Written problem. Report how many lines contain "吸附性低"; state the number and nothing else.

(Collected data)
-.-.-

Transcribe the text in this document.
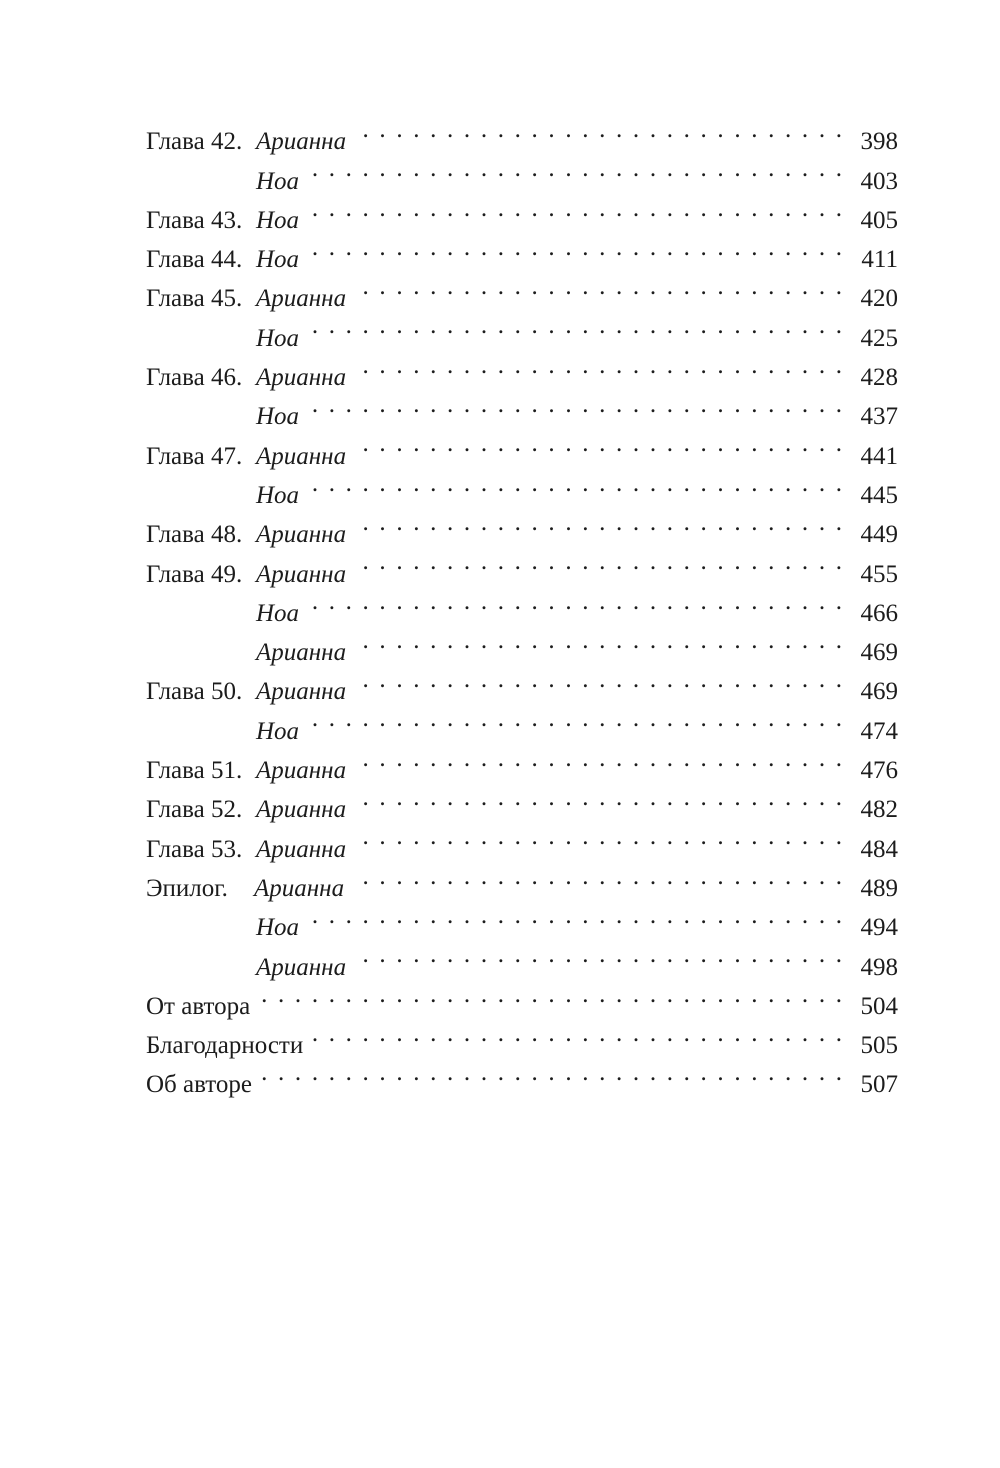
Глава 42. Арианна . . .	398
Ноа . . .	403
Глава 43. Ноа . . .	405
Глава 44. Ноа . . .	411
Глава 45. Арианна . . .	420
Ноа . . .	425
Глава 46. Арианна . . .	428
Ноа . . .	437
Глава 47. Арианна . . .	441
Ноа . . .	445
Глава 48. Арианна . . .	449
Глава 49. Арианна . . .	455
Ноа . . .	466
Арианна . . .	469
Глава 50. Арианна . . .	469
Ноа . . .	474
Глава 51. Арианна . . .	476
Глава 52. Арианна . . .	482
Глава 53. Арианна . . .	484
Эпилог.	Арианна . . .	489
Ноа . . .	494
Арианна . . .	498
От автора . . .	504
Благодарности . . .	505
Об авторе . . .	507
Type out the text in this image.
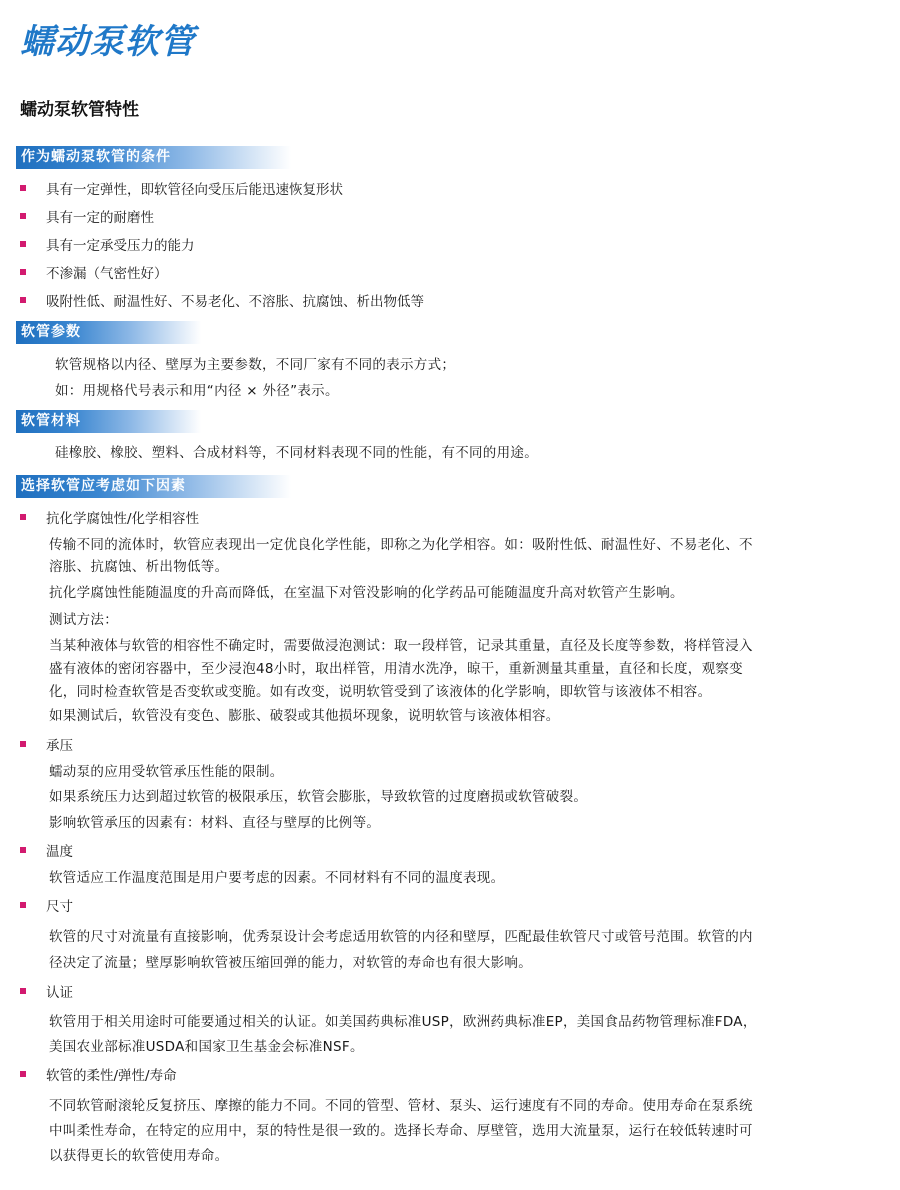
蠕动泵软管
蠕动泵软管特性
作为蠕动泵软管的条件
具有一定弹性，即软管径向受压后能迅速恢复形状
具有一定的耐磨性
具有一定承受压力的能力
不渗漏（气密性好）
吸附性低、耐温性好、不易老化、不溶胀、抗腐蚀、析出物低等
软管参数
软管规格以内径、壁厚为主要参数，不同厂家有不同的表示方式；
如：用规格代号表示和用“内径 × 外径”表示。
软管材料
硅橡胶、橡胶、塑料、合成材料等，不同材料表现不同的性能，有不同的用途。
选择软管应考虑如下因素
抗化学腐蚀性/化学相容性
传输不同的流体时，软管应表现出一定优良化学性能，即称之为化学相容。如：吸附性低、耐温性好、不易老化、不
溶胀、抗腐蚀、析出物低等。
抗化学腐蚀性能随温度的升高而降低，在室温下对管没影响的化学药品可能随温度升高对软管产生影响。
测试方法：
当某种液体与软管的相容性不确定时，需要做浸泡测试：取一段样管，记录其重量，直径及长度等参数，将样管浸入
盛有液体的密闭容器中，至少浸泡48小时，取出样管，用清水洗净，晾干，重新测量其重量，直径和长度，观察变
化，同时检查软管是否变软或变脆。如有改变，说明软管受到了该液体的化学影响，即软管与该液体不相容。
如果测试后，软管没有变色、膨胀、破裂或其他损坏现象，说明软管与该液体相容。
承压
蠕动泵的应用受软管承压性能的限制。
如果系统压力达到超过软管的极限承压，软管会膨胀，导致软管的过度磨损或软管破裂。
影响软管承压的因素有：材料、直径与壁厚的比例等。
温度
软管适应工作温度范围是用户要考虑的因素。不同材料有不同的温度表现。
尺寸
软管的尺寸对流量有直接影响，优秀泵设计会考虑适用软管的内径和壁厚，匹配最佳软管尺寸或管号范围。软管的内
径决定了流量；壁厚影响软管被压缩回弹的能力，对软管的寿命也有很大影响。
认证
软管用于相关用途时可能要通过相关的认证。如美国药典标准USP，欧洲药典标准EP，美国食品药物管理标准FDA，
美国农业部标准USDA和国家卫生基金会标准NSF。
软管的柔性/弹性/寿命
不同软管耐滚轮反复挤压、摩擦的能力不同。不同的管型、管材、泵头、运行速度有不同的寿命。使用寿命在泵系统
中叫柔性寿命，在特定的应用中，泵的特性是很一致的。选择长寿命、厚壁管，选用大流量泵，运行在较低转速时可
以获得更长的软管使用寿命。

-.-.-

Solved problem. 2